What this task involves >> Emit the entire listing verbatim.

Exercise materials >>
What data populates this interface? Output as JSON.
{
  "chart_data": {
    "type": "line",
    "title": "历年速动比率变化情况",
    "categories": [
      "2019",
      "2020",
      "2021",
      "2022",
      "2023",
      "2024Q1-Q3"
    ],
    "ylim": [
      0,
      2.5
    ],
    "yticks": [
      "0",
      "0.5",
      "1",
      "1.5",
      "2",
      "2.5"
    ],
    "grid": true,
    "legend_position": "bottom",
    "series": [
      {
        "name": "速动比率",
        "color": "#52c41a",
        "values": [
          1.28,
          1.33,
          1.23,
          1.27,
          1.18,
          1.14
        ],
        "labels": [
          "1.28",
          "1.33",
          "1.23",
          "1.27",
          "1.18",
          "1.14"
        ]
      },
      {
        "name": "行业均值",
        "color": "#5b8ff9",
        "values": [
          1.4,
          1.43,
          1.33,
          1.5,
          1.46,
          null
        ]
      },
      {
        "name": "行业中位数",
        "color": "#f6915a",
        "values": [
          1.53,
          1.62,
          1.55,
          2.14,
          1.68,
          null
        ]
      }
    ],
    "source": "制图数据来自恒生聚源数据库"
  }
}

In response >>
What data populates this interface? Output as JSON.
{
  "chart_data": {
    "type": "line",
    "title": "历年速动比率变化情况",
    "categories": [
      "2019",
      "2020",
      "2021",
      "2022",
      "2023",
      "2024Q1-Q3"
    ],
    "ylim": [
      0,
      2.5
    ],
    "yticks": [
      "0",
      "0.5",
      "1",
      "1.5",
      "2",
      "2.5"
    ],
    "grid": true,
    "legend_position": "bottom",
    "series": [
      {
        "name": "速动比率",
        "color": "#52c41a",
        "values": [
          1.28,
          1.33,
          1.23,
          1.27,
          1.18,
          1.14
        ],
        "labels": [
          "1.28",
          "1.33",
          "1.23",
          "1.27",
          "1.18",
          "1.14"
        ]
      },
      {
        "name": "行业均值",
        "color": "#5b8ff9",
        "values": [
          1.4,
          1.43,
          1.33,
          1.5,
          1.46,
          null
        ]
      },
      {
        "name": "行业中位数",
        "color": "#f6915a",
        "values": [
          1.53,
          1.62,
          1.55,
          2.14,
          1.68,
          null
        ]
      }
    ],
    "source": "制图数据来自恒生聚源数据库"
  }
}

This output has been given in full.